-- THE REQUEST --
Print out each record below, unaltered and complete, without its images.

──────── RECORDS SUPPLIED

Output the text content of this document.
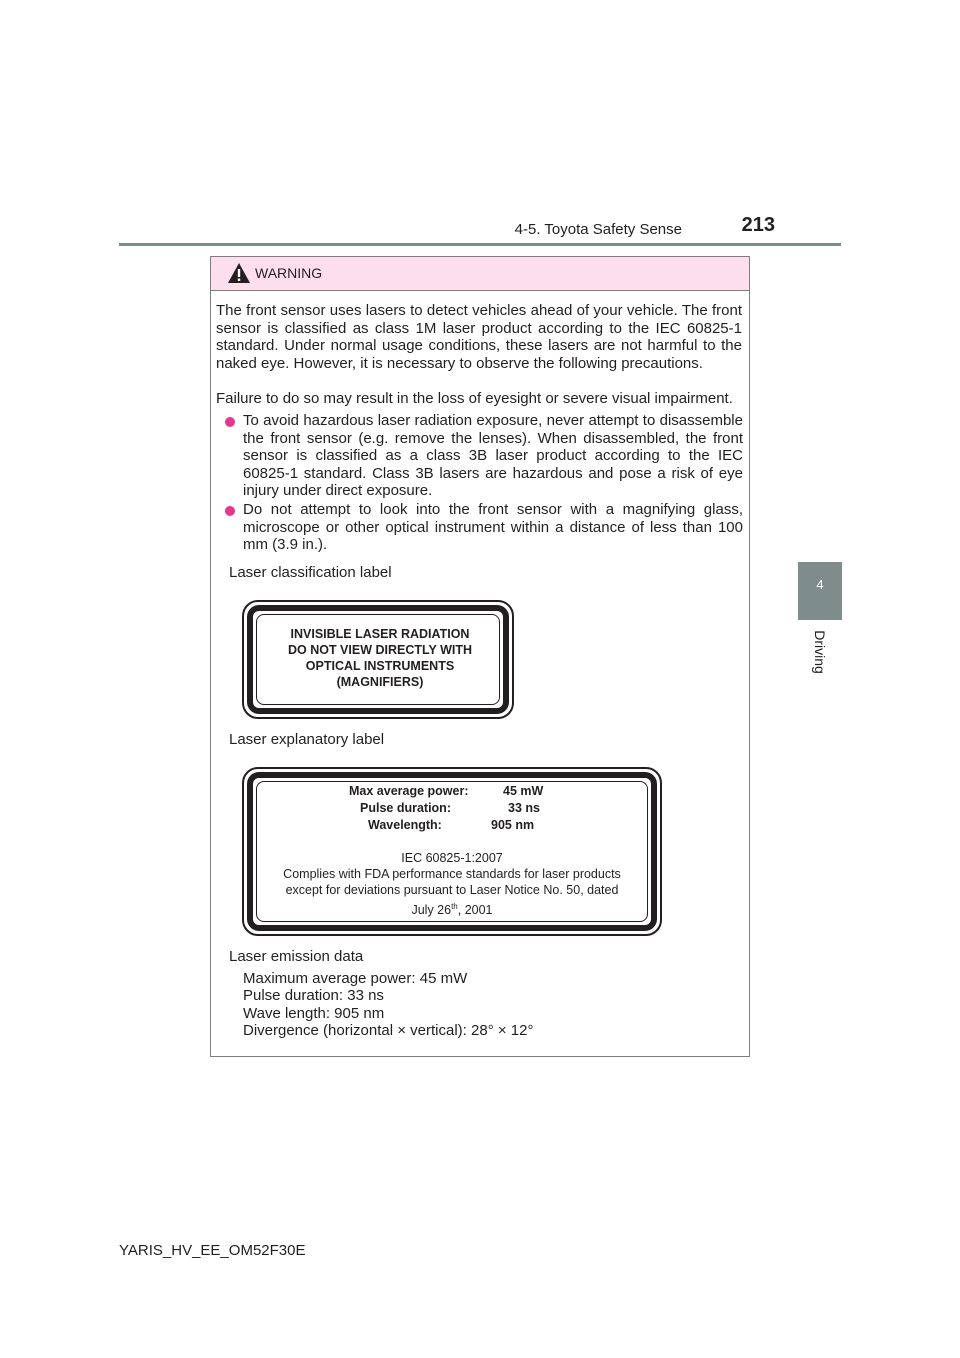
4-5. Toyota Safety Sense	213
4
Driving
WARNING
The front sensor uses lasers to detect vehicles ahead of your vehicle. The front sensor is classified as class 1M laser product according to the IEC 60825-1 standard. Under normal usage conditions, these lasers are not harmful to the naked eye. However, it is necessary to observe the following precautions.
Failure to do so may result in the loss of eyesight or severe visual impairment.
To avoid hazardous laser radiation exposure, never attempt to disassemble the front sensor (e.g. remove the lenses). When disassembled, the front sensor is classified as a class 3B laser product according to the IEC 60825-1 standard. Class 3B lasers are hazardous and pose a risk of eye injury under direct exposure.
Do not attempt to look into the front sensor with a magnifying glass, microscope or other optical instrument within a distance of less than 100 mm (3.9 in.).
Laser classification label
Laser explanatory label
Laser emission data
Maximum average power: 45 mW
Pulse duration: 33 ns
Wave length: 905 nm
Divergence (horizontal × vertical): 28° × 12°
INVISIBLE LASER RADIATION
DO NOT VIEW DIRECTLY WITH
OPTICAL INSTRUMENTS
(MAGNIFIERS)
Max average power:	45 mW
Pulse duration:	33 ns
Wavelength:	905 nm
IEC 60825-1:2007
Complies with FDA performance standards for laser products
except for deviations pursuant to Laser Notice No. 50, dated
July 26th, 2001
YARIS_HV_EE_OM52F30E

────────────────

-- CORRECT RESULT --
Output the text content of this document.
4-5. Toyota Safety Sense	213
4
Driving
WARNING
The front sensor uses lasers to detect vehicles ahead of your vehicle. The front sensor is classified as class 1M laser product according to the IEC 60825-1 standard. Under normal usage conditions, these lasers are not harmful to the naked eye. However, it is necessary to observe the following precautions.
Failure to do so may result in the loss of eyesight or severe visual impairment.
To avoid hazardous laser radiation exposure, never attempt to disassemble the front sensor (e.g. remove the lenses). When disassembled, the front sensor is classified as a class 3B laser product according to the IEC 60825-1 standard. Class 3B lasers are hazardous and pose a risk of eye injury under direct exposure.
Do not attempt to look into the front sensor with a magnifying glass, microscope or other optical instrument within a distance of less than 100 mm (3.9 in.).
Laser classification label
Laser explanatory label
Laser emission data
Maximum average power: 45 mW
Pulse duration: 33 ns
Wave length: 905 nm
Divergence (horizontal × vertical): 28° × 12°
INVISIBLE LASER RADIATION
DO NOT VIEW DIRECTLY WITH
OPTICAL INSTRUMENTS
(MAGNIFIERS)
Max average power:	45 mW
Pulse duration:	33 ns
Wavelength:	905 nm
IEC 60825-1:2007
Complies with FDA performance standards for laser products
except for deviations pursuant to Laser Notice No. 50, dated
July 26th, 2001
YARIS_HV_EE_OM52F30E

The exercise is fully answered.